_Your goal:_
Using the data below, tally the lines that include the string "JSON". Only the number is wanted.
........
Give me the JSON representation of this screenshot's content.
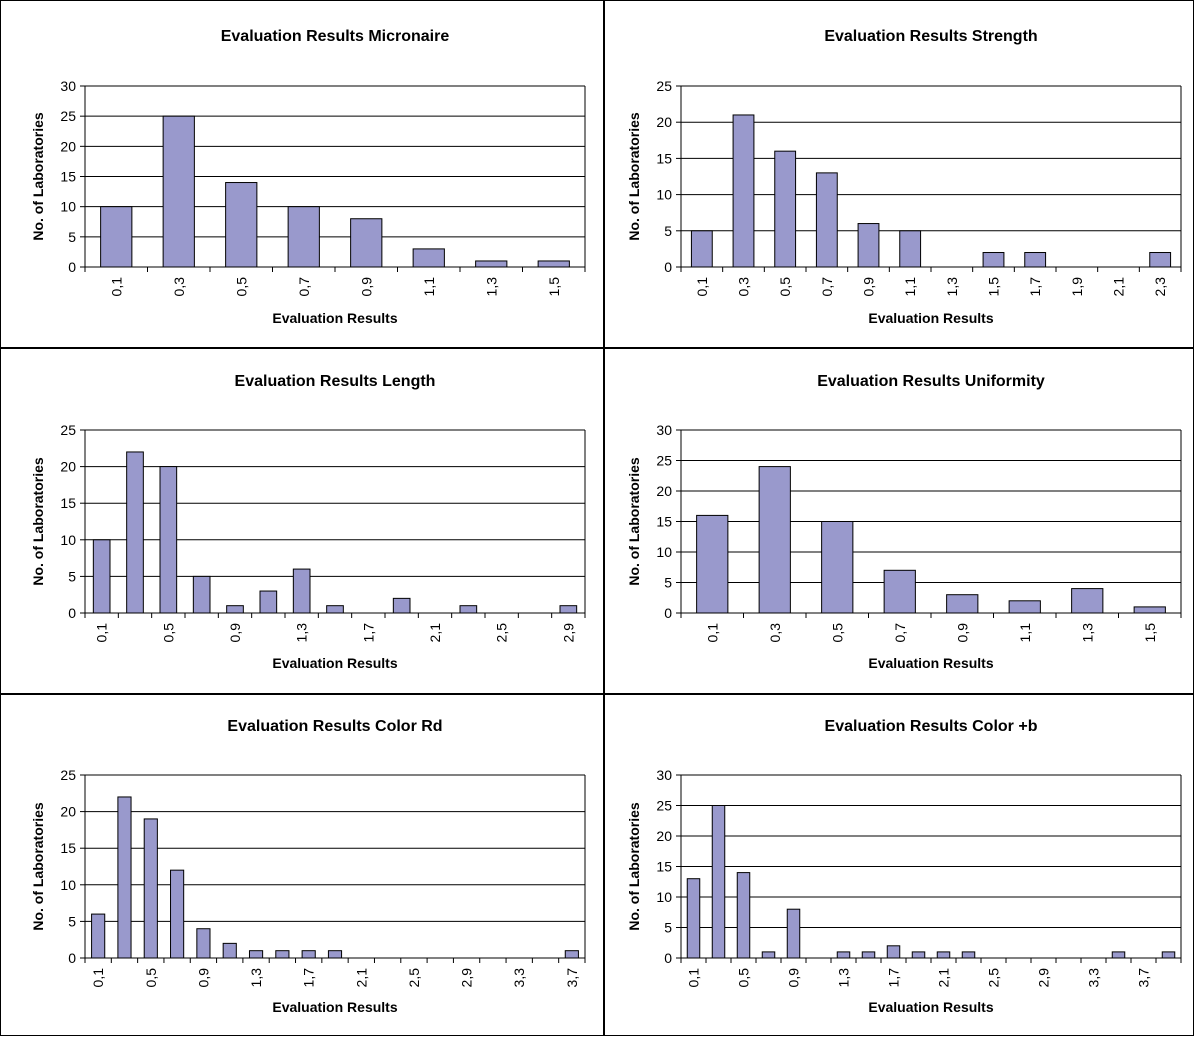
{
  "chart_data": [
    {
      "type": "bar",
      "title": "Evaluation Results Micronaire",
      "xlabel": "Evaluation Results",
      "ylabel": "No. of Laboratories",
      "ylim": [
        0,
        30
      ],
      "yticks": [
        0,
        5,
        10,
        15,
        20,
        25,
        30
      ],
      "grid": true,
      "categories": [
        "0,1",
        "0,3",
        "0,5",
        "0,7",
        "0,9",
        "1,1",
        "1,3",
        "1,5"
      ],
      "values": [
        10,
        25,
        14,
        10,
        8,
        3,
        1,
        1
      ],
      "label_every": 1,
      "colors": {
        "bar": "#9999cc"
      }
    },
    {
      "type": "bar",
      "title": "Evaluation Results Strength",
      "xlabel": "Evaluation Results",
      "ylabel": "No. of Laboratories",
      "ylim": [
        0,
        25
      ],
      "yticks": [
        0,
        5,
        10,
        15,
        20,
        25
      ],
      "grid": true,
      "categories": [
        "0,1",
        "0,3",
        "0,5",
        "0,7",
        "0,9",
        "1,1",
        "1,3",
        "1,5",
        "1,7",
        "1,9",
        "2,1",
        "2,3"
      ],
      "values": [
        5,
        21,
        16,
        13,
        6,
        5,
        0,
        2,
        2,
        0,
        0,
        2
      ],
      "label_every": 1,
      "colors": {
        "bar": "#9999cc"
      }
    },
    {
      "type": "bar",
      "title": "Evaluation Results Length",
      "xlabel": "Evaluation Results",
      "ylabel": "No. of Laboratories",
      "ylim": [
        0,
        25
      ],
      "yticks": [
        0,
        5,
        10,
        15,
        20,
        25
      ],
      "grid": true,
      "categories": [
        "0,1",
        "0,3",
        "0,5",
        "0,7",
        "0,9",
        "1,1",
        "1,3",
        "1,5",
        "1,7",
        "1,9",
        "2,1",
        "2,3",
        "2,5",
        "2,7",
        "2,9"
      ],
      "values": [
        10,
        22,
        20,
        5,
        1,
        3,
        6,
        1,
        0,
        2,
        0,
        1,
        0,
        0,
        1
      ],
      "label_every": 2,
      "colors": {
        "bar": "#9999cc"
      }
    },
    {
      "type": "bar",
      "title": "Evaluation Results Uniformity",
      "xlabel": "Evaluation Results",
      "ylabel": "No. of Laboratories",
      "ylim": [
        0,
        30
      ],
      "yticks": [
        0,
        5,
        10,
        15,
        20,
        25,
        30
      ],
      "grid": true,
      "categories": [
        "0,1",
        "0,3",
        "0,5",
        "0,7",
        "0,9",
        "1,1",
        "1,3",
        "1,5"
      ],
      "values": [
        16,
        24,
        15,
        7,
        3,
        2,
        4,
        1
      ],
      "label_every": 1,
      "colors": {
        "bar": "#9999cc"
      }
    },
    {
      "type": "bar",
      "title": "Evaluation Results Color Rd",
      "xlabel": "Evaluation Results",
      "ylabel": "No. of Laboratories",
      "ylim": [
        0,
        25
      ],
      "yticks": [
        0,
        5,
        10,
        15,
        20,
        25
      ],
      "grid": true,
      "categories": [
        "0,1",
        "0,3",
        "0,5",
        "0,7",
        "0,9",
        "1,1",
        "1,3",
        "1,5",
        "1,7",
        "1,9",
        "2,1",
        "2,3",
        "2,5",
        "2,7",
        "2,9",
        "3,1",
        "3,3",
        "3,5",
        "3,7"
      ],
      "values": [
        6,
        22,
        19,
        12,
        4,
        2,
        1,
        1,
        1,
        1,
        0,
        0,
        0,
        0,
        0,
        0,
        0,
        0,
        1
      ],
      "label_every": 2,
      "colors": {
        "bar": "#9999cc"
      }
    },
    {
      "type": "bar",
      "title": "Evaluation Results Color +b",
      "xlabel": "Evaluation Results",
      "ylabel": "No. of Laboratories",
      "ylim": [
        0,
        30
      ],
      "yticks": [
        0,
        5,
        10,
        15,
        20,
        25,
        30
      ],
      "grid": true,
      "categories": [
        "0,1",
        "0,3",
        "0,5",
        "0,7",
        "0,9",
        "1,1",
        "1,3",
        "1,5",
        "1,7",
        "1,9",
        "2,1",
        "2,3",
        "2,5",
        "2,7",
        "2,9",
        "3,1",
        "3,3",
        "3,5",
        "3,7",
        "3,9"
      ],
      "values": [
        13,
        25,
        14,
        1,
        8,
        0,
        1,
        1,
        2,
        1,
        1,
        1,
        0,
        0,
        0,
        0,
        0,
        1,
        0,
        1
      ],
      "label_every": 2,
      "colors": {
        "bar": "#9999cc"
      }
    }
  ]
}
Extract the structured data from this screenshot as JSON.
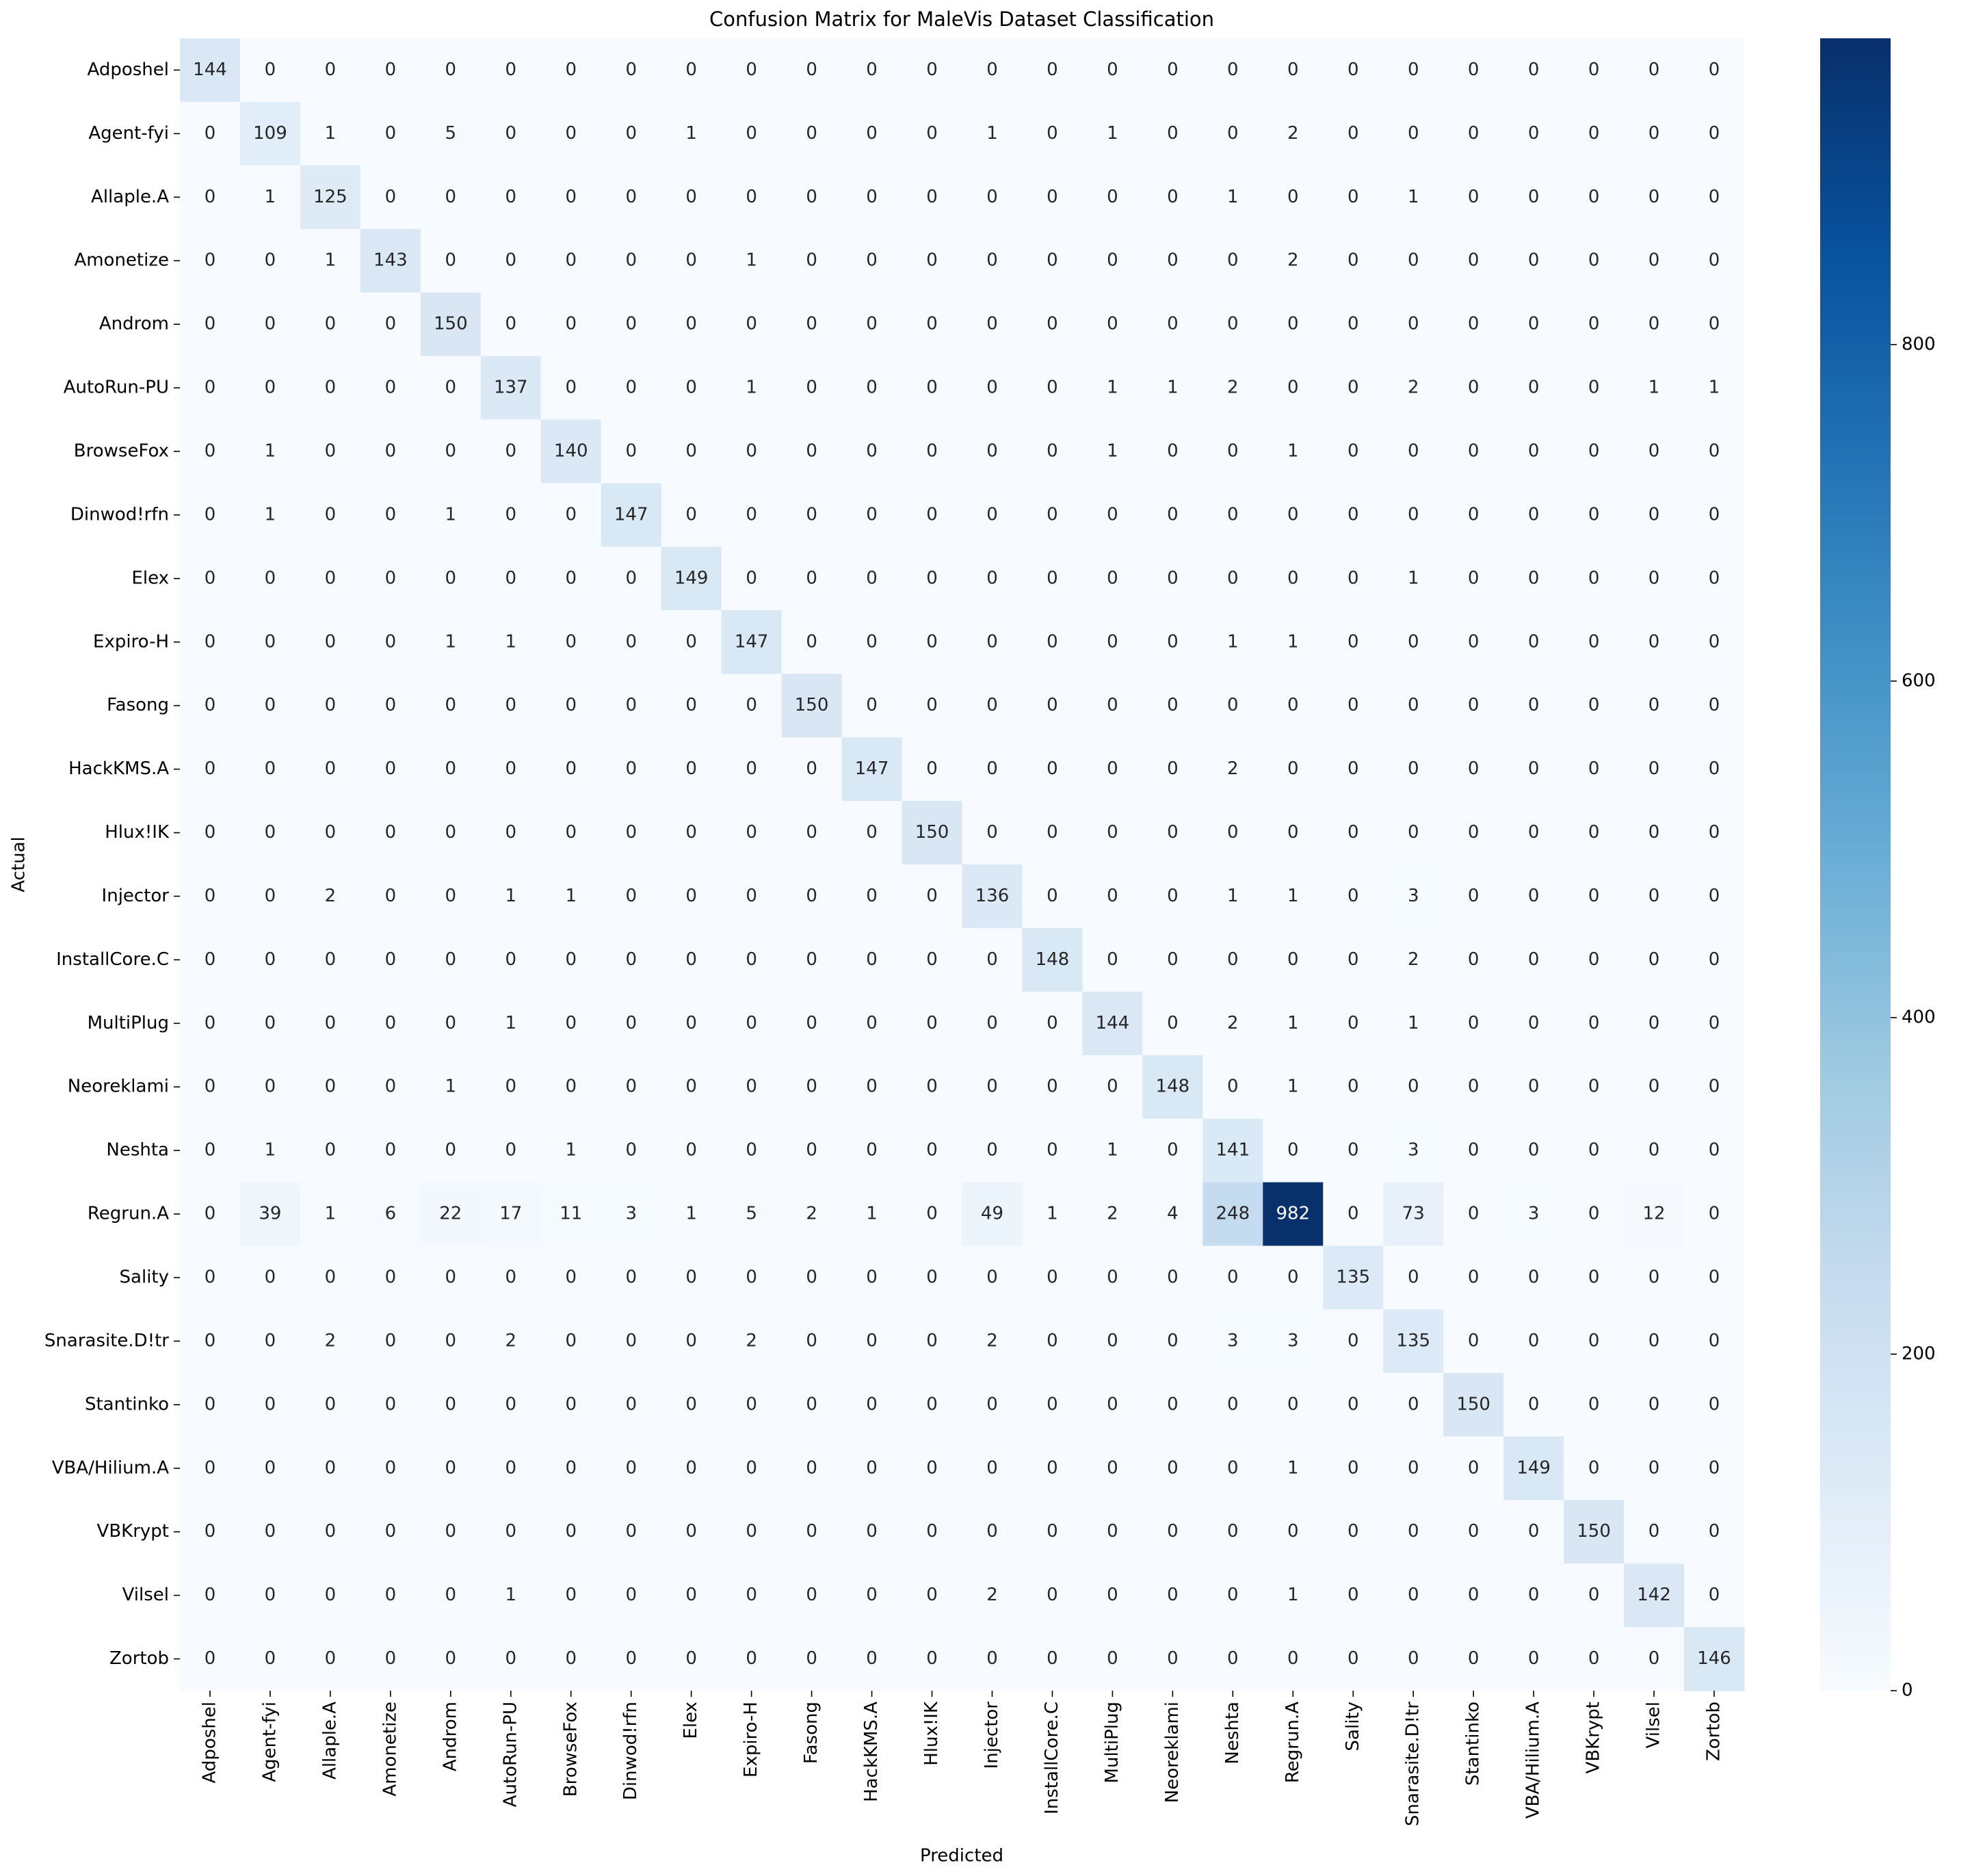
{
  "chart_data": {
    "type": "heatmap",
    "title": "Confusion Matrix for MaleVis Dataset Classification",
    "xlabel": "Predicted",
    "ylabel": "Actual",
    "x_categories": [
      "Adposhel",
      "Agent-fyi",
      "Allaple.A",
      "Amonetize",
      "Androm",
      "AutoRun-PU",
      "BrowseFox",
      "Dinwod!rfn",
      "Elex",
      "Expiro-H",
      "Fasong",
      "HackKMS.A",
      "Hlux!IK",
      "Injector",
      "InstallCore.C",
      "MultiPlug",
      "Neoreklami",
      "Neshta",
      "Regrun.A",
      "Sality",
      "Snarasite.D!tr",
      "Stantinko",
      "VBA/Hilium.A",
      "VBKrypt",
      "Vilsel",
      "Zortob"
    ],
    "y_categories": [
      "Adposhel",
      "Agent-fyi",
      "Allaple.A",
      "Amonetize",
      "Androm",
      "AutoRun-PU",
      "BrowseFox",
      "Dinwod!rfn",
      "Elex",
      "Expiro-H",
      "Fasong",
      "HackKMS.A",
      "Hlux!IK",
      "Injector",
      "InstallCore.C",
      "MultiPlug",
      "Neoreklami",
      "Neshta",
      "Regrun.A",
      "Sality",
      "Snarasite.D!tr",
      "Stantinko",
      "VBA/Hilium.A",
      "VBKrypt",
      "Vilsel",
      "Zortob"
    ],
    "values": [
      [
        144,
        0,
        0,
        0,
        0,
        0,
        0,
        0,
        0,
        0,
        0,
        0,
        0,
        0,
        0,
        0,
        0,
        0,
        0,
        0,
        0,
        0,
        0,
        0,
        0,
        0
      ],
      [
        0,
        109,
        1,
        0,
        5,
        0,
        0,
        0,
        1,
        0,
        0,
        0,
        0,
        1,
        0,
        1,
        0,
        0,
        2,
        0,
        0,
        0,
        0,
        0,
        0,
        0
      ],
      [
        0,
        1,
        125,
        0,
        0,
        0,
        0,
        0,
        0,
        0,
        0,
        0,
        0,
        0,
        0,
        0,
        0,
        1,
        0,
        0,
        1,
        0,
        0,
        0,
        0,
        0
      ],
      [
        0,
        0,
        1,
        143,
        0,
        0,
        0,
        0,
        0,
        1,
        0,
        0,
        0,
        0,
        0,
        0,
        0,
        0,
        2,
        0,
        0,
        0,
        0,
        0,
        0,
        0
      ],
      [
        0,
        0,
        0,
        0,
        150,
        0,
        0,
        0,
        0,
        0,
        0,
        0,
        0,
        0,
        0,
        0,
        0,
        0,
        0,
        0,
        0,
        0,
        0,
        0,
        0,
        0
      ],
      [
        0,
        0,
        0,
        0,
        0,
        137,
        0,
        0,
        0,
        1,
        0,
        0,
        0,
        0,
        0,
        1,
        1,
        2,
        0,
        0,
        2,
        0,
        0,
        0,
        1,
        1
      ],
      [
        0,
        1,
        0,
        0,
        0,
        0,
        140,
        0,
        0,
        0,
        0,
        0,
        0,
        0,
        0,
        1,
        0,
        0,
        1,
        0,
        0,
        0,
        0,
        0,
        0,
        0
      ],
      [
        0,
        1,
        0,
        0,
        1,
        0,
        0,
        147,
        0,
        0,
        0,
        0,
        0,
        0,
        0,
        0,
        0,
        0,
        0,
        0,
        0,
        0,
        0,
        0,
        0,
        0
      ],
      [
        0,
        0,
        0,
        0,
        0,
        0,
        0,
        0,
        149,
        0,
        0,
        0,
        0,
        0,
        0,
        0,
        0,
        0,
        0,
        0,
        1,
        0,
        0,
        0,
        0,
        0
      ],
      [
        0,
        0,
        0,
        0,
        1,
        1,
        0,
        0,
        0,
        147,
        0,
        0,
        0,
        0,
        0,
        0,
        0,
        1,
        1,
        0,
        0,
        0,
        0,
        0,
        0,
        0
      ],
      [
        0,
        0,
        0,
        0,
        0,
        0,
        0,
        0,
        0,
        0,
        150,
        0,
        0,
        0,
        0,
        0,
        0,
        0,
        0,
        0,
        0,
        0,
        0,
        0,
        0,
        0
      ],
      [
        0,
        0,
        0,
        0,
        0,
        0,
        0,
        0,
        0,
        0,
        0,
        147,
        0,
        0,
        0,
        0,
        0,
        2,
        0,
        0,
        0,
        0,
        0,
        0,
        0,
        0
      ],
      [
        0,
        0,
        0,
        0,
        0,
        0,
        0,
        0,
        0,
        0,
        0,
        0,
        150,
        0,
        0,
        0,
        0,
        0,
        0,
        0,
        0,
        0,
        0,
        0,
        0,
        0
      ],
      [
        0,
        0,
        2,
        0,
        0,
        1,
        1,
        0,
        0,
        0,
        0,
        0,
        0,
        136,
        0,
        0,
        0,
        1,
        1,
        0,
        3,
        0,
        0,
        0,
        0,
        0
      ],
      [
        0,
        0,
        0,
        0,
        0,
        0,
        0,
        0,
        0,
        0,
        0,
        0,
        0,
        0,
        148,
        0,
        0,
        0,
        0,
        0,
        2,
        0,
        0,
        0,
        0,
        0
      ],
      [
        0,
        0,
        0,
        0,
        0,
        1,
        0,
        0,
        0,
        0,
        0,
        0,
        0,
        0,
        0,
        144,
        0,
        2,
        1,
        0,
        1,
        0,
        0,
        0,
        0,
        0
      ],
      [
        0,
        0,
        0,
        0,
        1,
        0,
        0,
        0,
        0,
        0,
        0,
        0,
        0,
        0,
        0,
        0,
        148,
        0,
        1,
        0,
        0,
        0,
        0,
        0,
        0,
        0
      ],
      [
        0,
        1,
        0,
        0,
        0,
        0,
        1,
        0,
        0,
        0,
        0,
        0,
        0,
        0,
        0,
        1,
        0,
        141,
        0,
        0,
        3,
        0,
        0,
        0,
        0,
        0
      ],
      [
        0,
        39,
        1,
        6,
        22,
        17,
        11,
        3,
        1,
        5,
        2,
        1,
        0,
        49,
        1,
        2,
        4,
        248,
        982,
        0,
        73,
        0,
        3,
        0,
        12,
        0
      ],
      [
        0,
        0,
        0,
        0,
        0,
        0,
        0,
        0,
        0,
        0,
        0,
        0,
        0,
        0,
        0,
        0,
        0,
        0,
        0,
        135,
        0,
        0,
        0,
        0,
        0,
        0
      ],
      [
        0,
        0,
        2,
        0,
        0,
        2,
        0,
        0,
        0,
        2,
        0,
        0,
        0,
        2,
        0,
        0,
        0,
        3,
        3,
        0,
        135,
        0,
        0,
        0,
        0,
        0
      ],
      [
        0,
        0,
        0,
        0,
        0,
        0,
        0,
        0,
        0,
        0,
        0,
        0,
        0,
        0,
        0,
        0,
        0,
        0,
        0,
        0,
        0,
        150,
        0,
        0,
        0,
        0
      ],
      [
        0,
        0,
        0,
        0,
        0,
        0,
        0,
        0,
        0,
        0,
        0,
        0,
        0,
        0,
        0,
        0,
        0,
        0,
        1,
        0,
        0,
        0,
        149,
        0,
        0,
        0
      ],
      [
        0,
        0,
        0,
        0,
        0,
        0,
        0,
        0,
        0,
        0,
        0,
        0,
        0,
        0,
        0,
        0,
        0,
        0,
        0,
        0,
        0,
        0,
        0,
        150,
        0,
        0
      ],
      [
        0,
        0,
        0,
        0,
        0,
        1,
        0,
        0,
        0,
        0,
        0,
        0,
        0,
        2,
        0,
        0,
        0,
        0,
        1,
        0,
        0,
        0,
        0,
        0,
        142,
        0
      ],
      [
        0,
        0,
        0,
        0,
        0,
        0,
        0,
        0,
        0,
        0,
        0,
        0,
        0,
        0,
        0,
        0,
        0,
        0,
        0,
        0,
        0,
        0,
        0,
        0,
        0,
        146
      ]
    ],
    "clim": [
      0,
      982
    ],
    "colorbar_ticks": [
      0,
      200,
      400,
      600,
      800
    ],
    "colormap": [
      "#f7fbff",
      "#deebf7",
      "#c6dbef",
      "#9ecae1",
      "#6baed6",
      "#4292c6",
      "#2171b5",
      "#08519c",
      "#08306b"
    ]
  }
}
........
_Task result:_
2